**GOAL OF THE EXERCISE**
Word for word, transcribe the lines below and drop the pictures.

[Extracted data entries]
— Start —

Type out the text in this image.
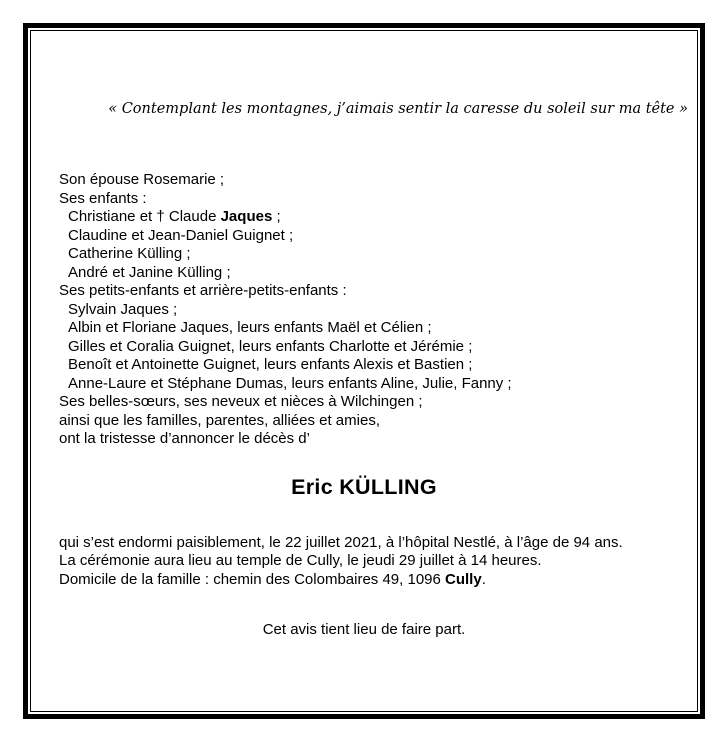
« Contemplant les montagnes, j’aimais sentir la caresse du soleil sur ma tête »
Son épouse Rosemarie ;
Ses enfants :
Christiane et † Claude Jaques ;
Claudine et Jean-Daniel Guignet ;
Catherine Külling ;
André et Janine Külling ;
Ses petits-enfants et arrière-petits-enfants :
Sylvain Jaques ;
Albin et Floriane Jaques, leurs enfants Maël et Célien ;
Gilles et Coralia Guignet, leurs enfants Charlotte et Jérémie ;
Benoît et Antoinette Guignet, leurs enfants Alexis et Bastien ;
Anne-Laure et Stéphane Dumas, leurs enfants Aline, Julie, Fanny ;
Ses belles-sœurs, ses neveux et nièces à Wilchingen ;
ainsi que les familles, parentes, alliées et amies,
ont la tristesse d’annoncer le décès d’
Eric KÜLLING
qui s’est endormi paisiblement, le 22 juillet 2021, à l’hôpital Nestlé, à l’âge de 94 ans.
La cérémonie aura lieu au temple de Cully, le jeudi 29 juillet à 14 heures.
Domicile de la famille : chemin des Colombaires 49, 1096 Cully.
Cet avis tient lieu de faire part.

— End —

**RESPONSE TO THE EXERCISE**
Type out the text in this image.
« Contemplant les montagnes, j’aimais sentir la caresse du soleil sur ma tête »
Son épouse Rosemarie ;
Ses enfants :
Christiane et † Claude Jaques ;
Claudine et Jean-Daniel Guignet ;
Catherine Külling ;
André et Janine Külling ;
Ses petits-enfants et arrière-petits-enfants :
Sylvain Jaques ;
Albin et Floriane Jaques, leurs enfants Maël et Célien ;
Gilles et Coralia Guignet, leurs enfants Charlotte et Jérémie ;
Benoît et Antoinette Guignet, leurs enfants Alexis et Bastien ;
Anne-Laure et Stéphane Dumas, leurs enfants Aline, Julie, Fanny ;
Ses belles-sœurs, ses neveux et nièces à Wilchingen ;
ainsi que les familles, parentes, alliées et amies,
ont la tristesse d’annoncer le décès d’
Eric KÜLLING
qui s’est endormi paisiblement, le 22 juillet 2021, à l’hôpital Nestlé, à l’âge de 94 ans.
La cérémonie aura lieu au temple de Cully, le jeudi 29 juillet à 14 heures.
Domicile de la famille : chemin des Colombaires 49, 1096 Cully.
Cet avis tient lieu de faire part.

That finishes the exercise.